> [TEXT PROVIDED]
* * * * * * *

Thursday, 31 October 2019

UK: England and Wales: winding-up in the public interest

Judgment was given yesterday by HHJ Stephen Davies (sitting as a judge of the High Court) in Secretary of State for Business, Energy and Industrial Strategy v PAG Asset Preservation Ltd [2019] EWHC 2890 (Ch). The case concerned an application by the Secretary of State for the winding-up, on public interest grounds under section 124A of the Insolvency Act 1986, of two companies. Petitions under this ground often provide the opportunity for the court to consider the acceptable use to which the corporate form can be put. The current case is no exception.

The companies at the centre of the case operated a scheme the purpose of which was enable the owners of commercial property to avoid paying business rates on empty commercial property owned by them. This was achieved through the leasing of the property to a special purpose vehicle (SPV) that was then placed in members' voluntary liquidation and thereby relieved of liability to pay business rates. The Secretary of State argued that the companies' business model involved a misuse of insolvency legislation demonstrating a lack of commercial probity justifying winding-up. HHJ Davies rejected this argument, and observed (paras. [126], [127]):
.... it cannot be said that to devise and implement a lawful scheme to avoid business rates which involves the use of the insolvency legislation and process through the use of the MVL [members' voluntary liquidation] in a way which is consistent with the purpose of MVLs, even though that is achieved through the intended creation of a lease containing a term (the determination premium) which artificially creates an asset, is lacking in commercial probity or otherwise contrary to the public interest. In my judgment that would not be consistent with the accepted general principle that it is perfectly proper for companies as artificial constructs to be incorporated with a view to obtaining a fiscal advantage, to create or have transferred to them assets which are artificial from a commercial perspective to achieve the same purpose and/or to be placed into liquidation, again artificially from a commercial perspective to achieve the same purpose, so long as each transaction is a legally genuine and effective transaction and not a sham and so long as each step in the transaction is in accordance with, and not contrary to, the general purpose or a specific purpose of the legislation governing such transactions. In my judgment there has to be something more to justify a finding that the operators of such a scheme are not acting with commercial probity or otherwise contrary to the public interest."

* * * * * * *

[A run of records]
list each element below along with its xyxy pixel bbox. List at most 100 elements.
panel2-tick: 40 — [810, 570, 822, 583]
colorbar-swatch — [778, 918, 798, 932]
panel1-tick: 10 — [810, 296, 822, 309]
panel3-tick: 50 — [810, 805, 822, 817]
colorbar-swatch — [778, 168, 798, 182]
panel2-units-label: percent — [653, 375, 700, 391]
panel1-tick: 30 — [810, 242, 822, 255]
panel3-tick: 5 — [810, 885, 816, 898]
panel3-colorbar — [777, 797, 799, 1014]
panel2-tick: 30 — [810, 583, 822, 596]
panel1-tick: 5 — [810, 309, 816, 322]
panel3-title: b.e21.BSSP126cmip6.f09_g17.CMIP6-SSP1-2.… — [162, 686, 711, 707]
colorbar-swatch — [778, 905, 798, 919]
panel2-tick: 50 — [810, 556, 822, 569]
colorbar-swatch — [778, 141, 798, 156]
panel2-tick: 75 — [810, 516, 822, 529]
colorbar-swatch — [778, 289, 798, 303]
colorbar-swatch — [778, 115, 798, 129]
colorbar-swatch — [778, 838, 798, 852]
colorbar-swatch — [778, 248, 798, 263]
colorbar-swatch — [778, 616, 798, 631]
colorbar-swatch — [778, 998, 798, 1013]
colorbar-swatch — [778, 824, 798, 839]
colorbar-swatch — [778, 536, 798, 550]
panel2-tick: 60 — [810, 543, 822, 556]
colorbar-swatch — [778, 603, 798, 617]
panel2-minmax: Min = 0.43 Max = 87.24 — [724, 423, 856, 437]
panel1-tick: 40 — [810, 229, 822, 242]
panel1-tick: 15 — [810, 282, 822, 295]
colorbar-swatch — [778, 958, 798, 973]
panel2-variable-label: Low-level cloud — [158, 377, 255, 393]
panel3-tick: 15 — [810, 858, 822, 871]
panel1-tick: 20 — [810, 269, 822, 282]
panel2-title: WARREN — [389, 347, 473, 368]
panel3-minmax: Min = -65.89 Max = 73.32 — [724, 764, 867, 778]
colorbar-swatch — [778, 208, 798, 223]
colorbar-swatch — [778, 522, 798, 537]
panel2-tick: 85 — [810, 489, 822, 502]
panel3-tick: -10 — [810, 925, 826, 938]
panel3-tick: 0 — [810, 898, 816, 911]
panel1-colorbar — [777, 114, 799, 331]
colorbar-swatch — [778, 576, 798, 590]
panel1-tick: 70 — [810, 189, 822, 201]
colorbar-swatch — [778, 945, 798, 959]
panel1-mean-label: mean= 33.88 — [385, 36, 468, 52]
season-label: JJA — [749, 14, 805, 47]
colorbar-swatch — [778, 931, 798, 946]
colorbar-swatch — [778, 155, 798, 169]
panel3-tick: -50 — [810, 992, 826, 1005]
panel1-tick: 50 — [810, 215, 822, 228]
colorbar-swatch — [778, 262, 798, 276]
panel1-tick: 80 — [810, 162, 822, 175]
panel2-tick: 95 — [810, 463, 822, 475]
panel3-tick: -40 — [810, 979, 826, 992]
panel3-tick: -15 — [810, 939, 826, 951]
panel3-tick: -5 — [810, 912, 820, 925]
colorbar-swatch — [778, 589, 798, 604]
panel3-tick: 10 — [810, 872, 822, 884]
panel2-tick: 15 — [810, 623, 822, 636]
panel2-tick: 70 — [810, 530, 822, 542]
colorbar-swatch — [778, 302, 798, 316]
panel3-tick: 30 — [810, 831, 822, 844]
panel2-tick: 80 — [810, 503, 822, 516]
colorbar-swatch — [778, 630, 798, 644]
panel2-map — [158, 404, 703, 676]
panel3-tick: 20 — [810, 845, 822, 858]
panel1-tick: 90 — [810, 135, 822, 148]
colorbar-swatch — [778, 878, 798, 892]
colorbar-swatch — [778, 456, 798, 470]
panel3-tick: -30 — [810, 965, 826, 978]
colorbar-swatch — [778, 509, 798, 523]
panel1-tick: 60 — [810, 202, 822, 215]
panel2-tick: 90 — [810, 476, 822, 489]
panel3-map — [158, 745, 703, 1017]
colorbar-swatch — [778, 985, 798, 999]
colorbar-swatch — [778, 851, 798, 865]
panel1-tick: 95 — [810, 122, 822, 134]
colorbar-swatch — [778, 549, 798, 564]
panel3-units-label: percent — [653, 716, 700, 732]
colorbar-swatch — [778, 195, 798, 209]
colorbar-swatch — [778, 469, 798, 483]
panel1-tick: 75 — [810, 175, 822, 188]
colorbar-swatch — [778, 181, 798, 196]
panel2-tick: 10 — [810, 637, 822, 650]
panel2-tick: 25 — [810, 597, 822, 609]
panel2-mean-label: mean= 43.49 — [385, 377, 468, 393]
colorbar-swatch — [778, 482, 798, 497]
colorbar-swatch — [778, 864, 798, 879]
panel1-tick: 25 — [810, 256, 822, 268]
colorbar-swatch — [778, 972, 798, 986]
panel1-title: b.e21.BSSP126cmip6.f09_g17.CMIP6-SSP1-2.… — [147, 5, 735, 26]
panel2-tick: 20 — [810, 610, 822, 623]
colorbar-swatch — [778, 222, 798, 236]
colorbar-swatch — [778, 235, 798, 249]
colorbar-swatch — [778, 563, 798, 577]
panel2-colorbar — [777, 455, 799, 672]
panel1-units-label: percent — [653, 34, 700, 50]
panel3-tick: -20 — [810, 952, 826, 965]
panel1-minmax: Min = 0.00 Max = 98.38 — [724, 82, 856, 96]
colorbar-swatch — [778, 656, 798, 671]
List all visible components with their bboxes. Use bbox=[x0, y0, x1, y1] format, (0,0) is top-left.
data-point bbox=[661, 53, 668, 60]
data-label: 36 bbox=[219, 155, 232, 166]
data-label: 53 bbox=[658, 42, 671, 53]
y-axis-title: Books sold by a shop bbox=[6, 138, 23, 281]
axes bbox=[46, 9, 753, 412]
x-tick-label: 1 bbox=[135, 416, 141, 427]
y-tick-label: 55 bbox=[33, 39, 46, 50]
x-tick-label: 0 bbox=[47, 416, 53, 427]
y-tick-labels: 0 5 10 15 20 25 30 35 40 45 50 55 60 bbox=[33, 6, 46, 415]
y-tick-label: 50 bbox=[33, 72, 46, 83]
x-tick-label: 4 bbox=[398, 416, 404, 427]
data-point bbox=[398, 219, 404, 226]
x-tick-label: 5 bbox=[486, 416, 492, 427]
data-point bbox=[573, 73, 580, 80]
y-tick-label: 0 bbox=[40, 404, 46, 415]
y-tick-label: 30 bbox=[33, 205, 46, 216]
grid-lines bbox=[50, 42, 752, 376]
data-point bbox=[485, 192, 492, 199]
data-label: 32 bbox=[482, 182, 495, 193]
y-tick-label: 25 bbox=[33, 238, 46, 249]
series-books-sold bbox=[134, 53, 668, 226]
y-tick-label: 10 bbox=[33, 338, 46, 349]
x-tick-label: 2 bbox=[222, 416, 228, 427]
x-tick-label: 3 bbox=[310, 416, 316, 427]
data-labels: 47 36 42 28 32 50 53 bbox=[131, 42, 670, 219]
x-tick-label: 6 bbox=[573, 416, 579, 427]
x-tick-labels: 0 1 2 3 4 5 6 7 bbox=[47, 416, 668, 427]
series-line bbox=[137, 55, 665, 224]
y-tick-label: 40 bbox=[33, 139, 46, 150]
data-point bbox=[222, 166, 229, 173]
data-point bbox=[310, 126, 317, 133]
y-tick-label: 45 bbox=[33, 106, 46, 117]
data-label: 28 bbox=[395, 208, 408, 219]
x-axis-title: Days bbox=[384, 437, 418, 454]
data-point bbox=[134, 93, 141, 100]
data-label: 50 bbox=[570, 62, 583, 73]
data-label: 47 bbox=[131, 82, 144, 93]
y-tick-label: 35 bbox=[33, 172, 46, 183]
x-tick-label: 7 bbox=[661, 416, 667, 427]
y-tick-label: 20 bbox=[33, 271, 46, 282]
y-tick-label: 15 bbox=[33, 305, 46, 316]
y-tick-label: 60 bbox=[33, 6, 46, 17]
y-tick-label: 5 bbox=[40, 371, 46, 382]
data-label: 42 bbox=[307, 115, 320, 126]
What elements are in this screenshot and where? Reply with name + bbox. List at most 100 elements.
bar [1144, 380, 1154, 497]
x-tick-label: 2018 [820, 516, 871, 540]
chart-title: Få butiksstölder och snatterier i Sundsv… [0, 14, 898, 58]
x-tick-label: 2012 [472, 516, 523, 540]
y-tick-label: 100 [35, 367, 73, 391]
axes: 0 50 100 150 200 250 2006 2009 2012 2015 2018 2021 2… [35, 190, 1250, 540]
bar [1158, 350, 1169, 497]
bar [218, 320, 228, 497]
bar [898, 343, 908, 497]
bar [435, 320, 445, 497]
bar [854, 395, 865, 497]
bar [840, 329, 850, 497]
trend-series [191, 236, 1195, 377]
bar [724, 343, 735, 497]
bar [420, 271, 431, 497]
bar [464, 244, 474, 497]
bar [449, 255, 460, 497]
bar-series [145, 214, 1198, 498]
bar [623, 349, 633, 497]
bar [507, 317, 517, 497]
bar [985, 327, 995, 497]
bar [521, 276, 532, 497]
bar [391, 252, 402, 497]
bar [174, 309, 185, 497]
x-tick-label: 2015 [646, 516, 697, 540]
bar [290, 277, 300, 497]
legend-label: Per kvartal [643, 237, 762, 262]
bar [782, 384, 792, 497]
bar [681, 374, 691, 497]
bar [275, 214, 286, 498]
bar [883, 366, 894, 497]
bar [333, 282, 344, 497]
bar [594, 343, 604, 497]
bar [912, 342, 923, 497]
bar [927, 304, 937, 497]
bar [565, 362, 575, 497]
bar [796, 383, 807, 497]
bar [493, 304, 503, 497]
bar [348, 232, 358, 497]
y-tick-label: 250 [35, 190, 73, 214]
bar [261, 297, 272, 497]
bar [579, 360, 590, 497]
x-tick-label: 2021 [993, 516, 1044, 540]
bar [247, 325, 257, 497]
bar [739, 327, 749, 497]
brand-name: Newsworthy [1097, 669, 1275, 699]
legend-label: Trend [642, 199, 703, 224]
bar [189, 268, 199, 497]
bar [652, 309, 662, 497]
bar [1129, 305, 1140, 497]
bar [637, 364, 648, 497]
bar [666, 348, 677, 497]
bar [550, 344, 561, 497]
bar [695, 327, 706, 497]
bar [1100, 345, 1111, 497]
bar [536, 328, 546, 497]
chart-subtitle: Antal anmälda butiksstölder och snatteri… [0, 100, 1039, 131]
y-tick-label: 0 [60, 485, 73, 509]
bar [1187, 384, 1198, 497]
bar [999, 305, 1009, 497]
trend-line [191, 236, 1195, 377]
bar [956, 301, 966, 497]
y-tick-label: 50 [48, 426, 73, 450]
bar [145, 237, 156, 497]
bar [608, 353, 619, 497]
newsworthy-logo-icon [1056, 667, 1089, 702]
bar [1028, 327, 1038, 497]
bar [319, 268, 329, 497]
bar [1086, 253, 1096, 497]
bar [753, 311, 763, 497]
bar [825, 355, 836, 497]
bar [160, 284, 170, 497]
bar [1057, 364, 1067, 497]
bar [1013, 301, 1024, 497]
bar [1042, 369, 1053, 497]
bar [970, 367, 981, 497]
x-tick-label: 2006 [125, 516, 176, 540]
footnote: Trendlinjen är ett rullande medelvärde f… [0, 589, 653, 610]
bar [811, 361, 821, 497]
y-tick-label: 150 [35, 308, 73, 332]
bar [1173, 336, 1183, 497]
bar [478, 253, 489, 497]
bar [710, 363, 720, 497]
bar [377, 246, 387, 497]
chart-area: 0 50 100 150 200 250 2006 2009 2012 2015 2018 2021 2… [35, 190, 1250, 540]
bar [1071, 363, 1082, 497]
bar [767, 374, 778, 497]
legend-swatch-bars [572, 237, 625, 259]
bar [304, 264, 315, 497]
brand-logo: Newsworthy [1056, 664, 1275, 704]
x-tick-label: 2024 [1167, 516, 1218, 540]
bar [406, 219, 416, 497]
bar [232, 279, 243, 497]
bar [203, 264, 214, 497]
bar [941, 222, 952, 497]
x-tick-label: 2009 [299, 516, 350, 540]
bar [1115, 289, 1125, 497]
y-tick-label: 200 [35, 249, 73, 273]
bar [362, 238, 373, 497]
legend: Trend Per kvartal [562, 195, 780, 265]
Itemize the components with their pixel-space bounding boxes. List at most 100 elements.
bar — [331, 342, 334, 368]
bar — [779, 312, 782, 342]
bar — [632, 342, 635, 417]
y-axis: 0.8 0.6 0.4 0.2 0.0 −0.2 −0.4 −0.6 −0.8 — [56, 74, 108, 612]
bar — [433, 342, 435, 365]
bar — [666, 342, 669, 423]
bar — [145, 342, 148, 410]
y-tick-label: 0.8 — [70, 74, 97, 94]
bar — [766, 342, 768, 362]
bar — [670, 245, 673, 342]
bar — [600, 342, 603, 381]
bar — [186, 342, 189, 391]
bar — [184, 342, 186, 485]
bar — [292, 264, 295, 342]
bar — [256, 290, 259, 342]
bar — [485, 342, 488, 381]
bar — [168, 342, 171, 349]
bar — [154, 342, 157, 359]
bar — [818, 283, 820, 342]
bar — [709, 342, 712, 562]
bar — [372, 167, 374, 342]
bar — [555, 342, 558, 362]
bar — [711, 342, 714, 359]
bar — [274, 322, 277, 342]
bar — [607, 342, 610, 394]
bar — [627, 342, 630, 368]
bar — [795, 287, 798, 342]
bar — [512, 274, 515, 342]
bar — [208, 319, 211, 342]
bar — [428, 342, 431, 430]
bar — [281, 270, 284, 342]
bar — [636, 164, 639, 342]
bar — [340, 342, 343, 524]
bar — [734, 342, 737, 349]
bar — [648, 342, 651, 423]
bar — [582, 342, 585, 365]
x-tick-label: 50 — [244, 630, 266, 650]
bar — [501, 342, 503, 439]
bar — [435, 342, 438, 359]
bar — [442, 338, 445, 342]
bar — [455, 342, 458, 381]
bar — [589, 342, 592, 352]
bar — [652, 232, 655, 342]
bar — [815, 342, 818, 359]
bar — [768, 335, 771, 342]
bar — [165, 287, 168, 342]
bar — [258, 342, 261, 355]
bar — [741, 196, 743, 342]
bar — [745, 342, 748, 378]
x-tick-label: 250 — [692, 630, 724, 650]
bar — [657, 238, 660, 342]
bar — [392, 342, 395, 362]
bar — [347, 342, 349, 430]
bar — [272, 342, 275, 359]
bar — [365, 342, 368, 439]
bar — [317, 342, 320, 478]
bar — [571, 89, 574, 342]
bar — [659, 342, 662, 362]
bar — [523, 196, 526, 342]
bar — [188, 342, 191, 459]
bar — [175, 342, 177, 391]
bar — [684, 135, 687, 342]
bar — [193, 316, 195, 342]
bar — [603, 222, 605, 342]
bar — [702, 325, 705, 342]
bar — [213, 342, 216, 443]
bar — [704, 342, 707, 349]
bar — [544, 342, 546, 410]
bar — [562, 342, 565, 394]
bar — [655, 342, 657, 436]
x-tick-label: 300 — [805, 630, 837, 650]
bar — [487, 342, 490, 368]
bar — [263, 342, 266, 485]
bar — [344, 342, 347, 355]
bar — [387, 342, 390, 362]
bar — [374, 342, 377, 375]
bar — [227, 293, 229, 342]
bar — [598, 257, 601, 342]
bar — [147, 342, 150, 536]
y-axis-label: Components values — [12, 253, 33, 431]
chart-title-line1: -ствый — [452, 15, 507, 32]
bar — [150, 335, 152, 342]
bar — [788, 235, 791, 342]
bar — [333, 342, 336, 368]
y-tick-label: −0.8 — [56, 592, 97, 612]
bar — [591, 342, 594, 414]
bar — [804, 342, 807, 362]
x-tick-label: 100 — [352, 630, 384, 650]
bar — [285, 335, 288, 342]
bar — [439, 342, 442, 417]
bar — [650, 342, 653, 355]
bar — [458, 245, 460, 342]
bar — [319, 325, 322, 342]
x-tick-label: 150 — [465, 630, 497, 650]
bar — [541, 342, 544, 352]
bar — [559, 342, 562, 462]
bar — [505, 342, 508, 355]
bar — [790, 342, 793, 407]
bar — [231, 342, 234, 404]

* * * * * * *

> [EXERCISE INSTRUCTIONS]
A. In the winding-up post, under which section of the Insolvency Act 1986 did the Secretary of State seek to wind up the two companies?
B. Please write a continuation of the winding-up post, starting right after the quoted passage from the judgment.
The items have no connection to the winding-up post.

> [OUTPUTS IN ORDER]
A. Section 124A.

B.
UK: The FRC's annual review of corporate reporting

The Financial Reporting Council has published the results of its annual review of corporate reporting: see here (pdf). Published alongside the report is an open letter addressed to audit committee chairs and finance directors: see here (pdf). The FRC is calling for improvements in (a) companies' reporting of forwarding-looking information, (b) the potential impact of emerging risks on future strategy and (c) the carrying value of assets and the recognition of liabilities.

The report no longer contains a review of corporate governance disclosures and compliance with the UK Corporate Governance Code because a separate report covering these matters will be published later this year.

Tuesday, 29 October 2019

FRC: Key Facts and Trends in the Accountancy Profession

The Financial Reporting Council has published the latest edition of its report Key Facts and Trends in the Accountancy Profession: see here (pdf). This reports, amongst many other things, that in the year ending 31 December 2018, all companies in the FTSE100 were audited by the Big Four accountancy firms.

UK: The Statutory Auditors, Third Country Auditors and International Accounting Standards (Amendment) (EU Exit) Regulations 2019

The Statutory Auditors, Third Country Auditors and International Accounting Standards (Amendment) (EU Exit) Regulations 2019 were made last week. This statutory instrument - to quote directly from the accompanying explanatory memorandum (here, pdf) - "... continues the process of addressing failures of retained EU law to operate effectively and other deficiencies arising from the withdrawal of the United Kingdom (UK) from the European Union (EU). This is intended to ensure that the frameworks for the application of international accounting standards under UK law, and for regulatory oversight and professional recognition of statutory auditors and third country auditors in the UK, work effectively following the UK’s withdrawal from the EU" (para. 2.1).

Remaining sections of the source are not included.